• _TO DO_
From the entries below, copy out every line with "true" in it.

• _Items from a data source_
********************
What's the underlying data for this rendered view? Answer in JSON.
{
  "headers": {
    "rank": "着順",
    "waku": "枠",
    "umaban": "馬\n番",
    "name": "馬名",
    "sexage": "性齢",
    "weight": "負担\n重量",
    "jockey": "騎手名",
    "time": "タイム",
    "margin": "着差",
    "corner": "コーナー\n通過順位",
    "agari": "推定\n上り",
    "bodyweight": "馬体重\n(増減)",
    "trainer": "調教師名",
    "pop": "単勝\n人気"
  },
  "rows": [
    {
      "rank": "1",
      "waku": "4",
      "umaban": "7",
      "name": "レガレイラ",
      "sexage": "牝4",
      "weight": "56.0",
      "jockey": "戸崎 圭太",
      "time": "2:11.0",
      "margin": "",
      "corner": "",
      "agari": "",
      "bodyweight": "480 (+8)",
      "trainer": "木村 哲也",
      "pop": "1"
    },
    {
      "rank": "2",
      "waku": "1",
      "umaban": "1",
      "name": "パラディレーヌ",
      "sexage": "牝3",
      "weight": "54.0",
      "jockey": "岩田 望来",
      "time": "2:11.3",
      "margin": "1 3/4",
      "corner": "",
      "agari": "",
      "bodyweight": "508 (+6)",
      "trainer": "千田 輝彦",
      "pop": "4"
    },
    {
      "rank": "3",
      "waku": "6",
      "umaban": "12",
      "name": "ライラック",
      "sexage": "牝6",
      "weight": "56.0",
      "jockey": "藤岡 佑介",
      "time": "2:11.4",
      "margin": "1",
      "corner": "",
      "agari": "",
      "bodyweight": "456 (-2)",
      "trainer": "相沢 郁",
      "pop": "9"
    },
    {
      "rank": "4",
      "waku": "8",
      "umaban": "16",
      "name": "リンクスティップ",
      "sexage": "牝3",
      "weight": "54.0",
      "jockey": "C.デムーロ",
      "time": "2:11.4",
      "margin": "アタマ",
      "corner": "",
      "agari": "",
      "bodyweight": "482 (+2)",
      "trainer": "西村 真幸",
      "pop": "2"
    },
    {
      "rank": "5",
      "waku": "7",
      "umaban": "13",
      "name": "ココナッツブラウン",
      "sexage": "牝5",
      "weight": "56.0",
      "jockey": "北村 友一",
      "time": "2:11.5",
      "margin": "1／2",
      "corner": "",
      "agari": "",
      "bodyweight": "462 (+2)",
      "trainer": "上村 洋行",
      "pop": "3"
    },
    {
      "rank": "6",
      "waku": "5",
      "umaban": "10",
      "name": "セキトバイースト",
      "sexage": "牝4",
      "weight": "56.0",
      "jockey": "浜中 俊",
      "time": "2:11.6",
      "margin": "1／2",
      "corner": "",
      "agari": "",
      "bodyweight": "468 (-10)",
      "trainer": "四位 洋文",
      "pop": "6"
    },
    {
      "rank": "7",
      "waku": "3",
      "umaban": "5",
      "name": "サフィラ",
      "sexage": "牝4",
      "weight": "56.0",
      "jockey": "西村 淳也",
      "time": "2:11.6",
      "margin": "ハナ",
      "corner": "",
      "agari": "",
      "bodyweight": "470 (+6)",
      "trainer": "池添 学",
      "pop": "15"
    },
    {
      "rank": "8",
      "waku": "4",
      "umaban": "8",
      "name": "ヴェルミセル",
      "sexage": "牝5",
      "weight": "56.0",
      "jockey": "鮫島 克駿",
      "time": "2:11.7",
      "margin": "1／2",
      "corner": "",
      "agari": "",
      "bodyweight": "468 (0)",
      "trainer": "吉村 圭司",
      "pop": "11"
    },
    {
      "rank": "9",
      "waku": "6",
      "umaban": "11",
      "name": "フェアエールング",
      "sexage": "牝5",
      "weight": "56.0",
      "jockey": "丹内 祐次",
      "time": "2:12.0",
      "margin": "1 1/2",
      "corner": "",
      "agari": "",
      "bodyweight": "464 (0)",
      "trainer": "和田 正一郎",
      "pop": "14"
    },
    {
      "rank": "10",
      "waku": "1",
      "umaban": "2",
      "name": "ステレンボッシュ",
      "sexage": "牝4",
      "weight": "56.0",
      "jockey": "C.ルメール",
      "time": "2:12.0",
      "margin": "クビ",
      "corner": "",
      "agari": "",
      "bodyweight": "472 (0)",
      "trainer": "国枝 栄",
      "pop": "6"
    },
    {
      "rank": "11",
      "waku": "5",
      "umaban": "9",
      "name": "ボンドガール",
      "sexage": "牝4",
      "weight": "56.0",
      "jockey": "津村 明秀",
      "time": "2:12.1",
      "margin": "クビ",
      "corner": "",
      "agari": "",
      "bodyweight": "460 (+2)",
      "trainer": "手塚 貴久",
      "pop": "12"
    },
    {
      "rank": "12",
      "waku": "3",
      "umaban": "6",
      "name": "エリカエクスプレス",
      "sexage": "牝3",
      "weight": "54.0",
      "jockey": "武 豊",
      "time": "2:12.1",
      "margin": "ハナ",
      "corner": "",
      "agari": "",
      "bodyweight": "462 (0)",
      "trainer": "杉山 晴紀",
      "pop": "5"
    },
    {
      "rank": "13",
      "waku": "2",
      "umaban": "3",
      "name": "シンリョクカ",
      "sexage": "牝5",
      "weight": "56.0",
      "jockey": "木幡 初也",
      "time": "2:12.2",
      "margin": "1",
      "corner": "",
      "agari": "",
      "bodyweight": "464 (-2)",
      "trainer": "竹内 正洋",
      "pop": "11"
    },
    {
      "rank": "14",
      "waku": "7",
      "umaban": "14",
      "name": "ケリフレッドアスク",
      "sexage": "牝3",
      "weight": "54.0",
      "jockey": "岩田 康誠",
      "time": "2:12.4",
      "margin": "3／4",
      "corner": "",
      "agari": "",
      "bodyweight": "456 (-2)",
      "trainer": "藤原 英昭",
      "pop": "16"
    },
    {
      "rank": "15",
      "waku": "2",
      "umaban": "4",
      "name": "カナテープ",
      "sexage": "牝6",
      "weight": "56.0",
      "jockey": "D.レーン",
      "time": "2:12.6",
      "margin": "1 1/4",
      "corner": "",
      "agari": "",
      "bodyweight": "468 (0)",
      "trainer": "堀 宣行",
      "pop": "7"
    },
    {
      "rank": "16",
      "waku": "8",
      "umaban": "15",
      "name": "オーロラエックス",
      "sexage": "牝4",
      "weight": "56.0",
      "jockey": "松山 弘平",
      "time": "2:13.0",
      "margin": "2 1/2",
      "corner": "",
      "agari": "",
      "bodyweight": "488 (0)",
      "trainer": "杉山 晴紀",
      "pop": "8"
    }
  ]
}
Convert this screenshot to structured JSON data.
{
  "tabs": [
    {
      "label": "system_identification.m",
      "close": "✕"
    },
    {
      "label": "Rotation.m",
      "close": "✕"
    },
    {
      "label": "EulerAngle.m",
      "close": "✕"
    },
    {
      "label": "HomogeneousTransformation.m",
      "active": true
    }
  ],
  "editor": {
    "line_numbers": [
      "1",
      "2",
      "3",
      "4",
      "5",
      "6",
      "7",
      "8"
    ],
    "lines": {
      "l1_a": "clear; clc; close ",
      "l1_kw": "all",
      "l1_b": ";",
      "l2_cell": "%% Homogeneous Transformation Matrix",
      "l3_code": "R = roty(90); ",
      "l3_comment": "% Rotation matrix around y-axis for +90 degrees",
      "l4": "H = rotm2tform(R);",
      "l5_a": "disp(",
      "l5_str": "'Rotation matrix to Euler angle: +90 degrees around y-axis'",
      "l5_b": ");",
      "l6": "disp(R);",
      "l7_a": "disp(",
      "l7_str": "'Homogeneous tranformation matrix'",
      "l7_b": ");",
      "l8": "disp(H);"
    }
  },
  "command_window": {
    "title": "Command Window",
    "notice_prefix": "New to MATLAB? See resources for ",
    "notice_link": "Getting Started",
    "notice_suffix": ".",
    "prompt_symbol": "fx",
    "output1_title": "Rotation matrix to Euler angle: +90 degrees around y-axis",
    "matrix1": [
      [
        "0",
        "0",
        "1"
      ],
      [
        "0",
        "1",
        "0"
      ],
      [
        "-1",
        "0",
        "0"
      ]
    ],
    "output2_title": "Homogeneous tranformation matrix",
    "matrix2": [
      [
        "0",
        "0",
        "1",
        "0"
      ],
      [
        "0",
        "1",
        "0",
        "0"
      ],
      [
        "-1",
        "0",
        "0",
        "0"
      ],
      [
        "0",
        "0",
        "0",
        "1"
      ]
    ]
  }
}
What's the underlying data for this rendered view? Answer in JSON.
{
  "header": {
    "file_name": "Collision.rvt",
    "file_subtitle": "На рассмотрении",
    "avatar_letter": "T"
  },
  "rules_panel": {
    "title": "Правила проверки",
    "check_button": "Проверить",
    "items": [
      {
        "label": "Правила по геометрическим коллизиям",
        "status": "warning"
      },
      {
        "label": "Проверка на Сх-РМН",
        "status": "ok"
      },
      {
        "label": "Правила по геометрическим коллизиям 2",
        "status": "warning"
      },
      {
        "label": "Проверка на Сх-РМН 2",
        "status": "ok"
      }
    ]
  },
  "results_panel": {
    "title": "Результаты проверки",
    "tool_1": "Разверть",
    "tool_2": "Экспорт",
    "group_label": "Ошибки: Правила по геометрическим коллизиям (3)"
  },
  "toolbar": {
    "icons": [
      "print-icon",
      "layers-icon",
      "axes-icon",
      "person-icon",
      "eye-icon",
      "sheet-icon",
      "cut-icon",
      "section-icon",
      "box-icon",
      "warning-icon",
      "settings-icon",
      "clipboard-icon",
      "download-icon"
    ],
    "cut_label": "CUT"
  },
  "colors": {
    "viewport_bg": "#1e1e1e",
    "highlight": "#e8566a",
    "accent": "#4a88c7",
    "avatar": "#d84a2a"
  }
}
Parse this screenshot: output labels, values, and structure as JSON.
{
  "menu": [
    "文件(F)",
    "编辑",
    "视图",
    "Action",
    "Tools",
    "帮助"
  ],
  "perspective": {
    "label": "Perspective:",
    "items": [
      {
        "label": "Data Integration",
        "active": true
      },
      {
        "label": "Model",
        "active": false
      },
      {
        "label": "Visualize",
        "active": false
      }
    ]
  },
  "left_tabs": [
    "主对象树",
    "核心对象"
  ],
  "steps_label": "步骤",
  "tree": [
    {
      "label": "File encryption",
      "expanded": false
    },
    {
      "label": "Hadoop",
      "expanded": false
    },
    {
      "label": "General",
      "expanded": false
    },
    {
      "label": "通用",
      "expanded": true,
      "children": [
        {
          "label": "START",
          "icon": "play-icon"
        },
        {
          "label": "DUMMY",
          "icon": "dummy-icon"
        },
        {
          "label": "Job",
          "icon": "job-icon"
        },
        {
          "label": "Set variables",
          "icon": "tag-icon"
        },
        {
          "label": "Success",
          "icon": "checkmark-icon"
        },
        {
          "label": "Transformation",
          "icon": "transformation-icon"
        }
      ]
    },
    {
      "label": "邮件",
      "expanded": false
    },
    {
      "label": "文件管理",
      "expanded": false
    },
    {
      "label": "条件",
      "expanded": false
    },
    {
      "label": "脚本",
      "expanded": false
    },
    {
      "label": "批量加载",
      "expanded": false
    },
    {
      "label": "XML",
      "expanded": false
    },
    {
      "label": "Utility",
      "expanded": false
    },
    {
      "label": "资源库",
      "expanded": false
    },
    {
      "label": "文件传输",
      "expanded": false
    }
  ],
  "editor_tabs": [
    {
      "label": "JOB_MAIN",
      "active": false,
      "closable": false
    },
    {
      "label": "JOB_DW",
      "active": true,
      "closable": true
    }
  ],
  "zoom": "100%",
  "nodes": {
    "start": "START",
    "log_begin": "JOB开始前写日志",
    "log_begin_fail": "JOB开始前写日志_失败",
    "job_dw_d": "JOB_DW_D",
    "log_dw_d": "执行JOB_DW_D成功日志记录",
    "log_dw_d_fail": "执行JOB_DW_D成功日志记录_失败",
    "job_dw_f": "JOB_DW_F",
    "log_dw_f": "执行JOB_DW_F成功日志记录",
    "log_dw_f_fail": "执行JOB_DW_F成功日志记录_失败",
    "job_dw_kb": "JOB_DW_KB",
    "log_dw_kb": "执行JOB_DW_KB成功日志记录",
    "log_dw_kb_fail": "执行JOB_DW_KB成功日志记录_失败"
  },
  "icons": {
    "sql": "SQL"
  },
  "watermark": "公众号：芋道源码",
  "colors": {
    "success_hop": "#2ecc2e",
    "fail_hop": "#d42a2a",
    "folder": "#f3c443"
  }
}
********************
• _FULL RESPONSE_
      "active": true
        "active": true
      "expanded": true,
      "active": true,
      "closable": true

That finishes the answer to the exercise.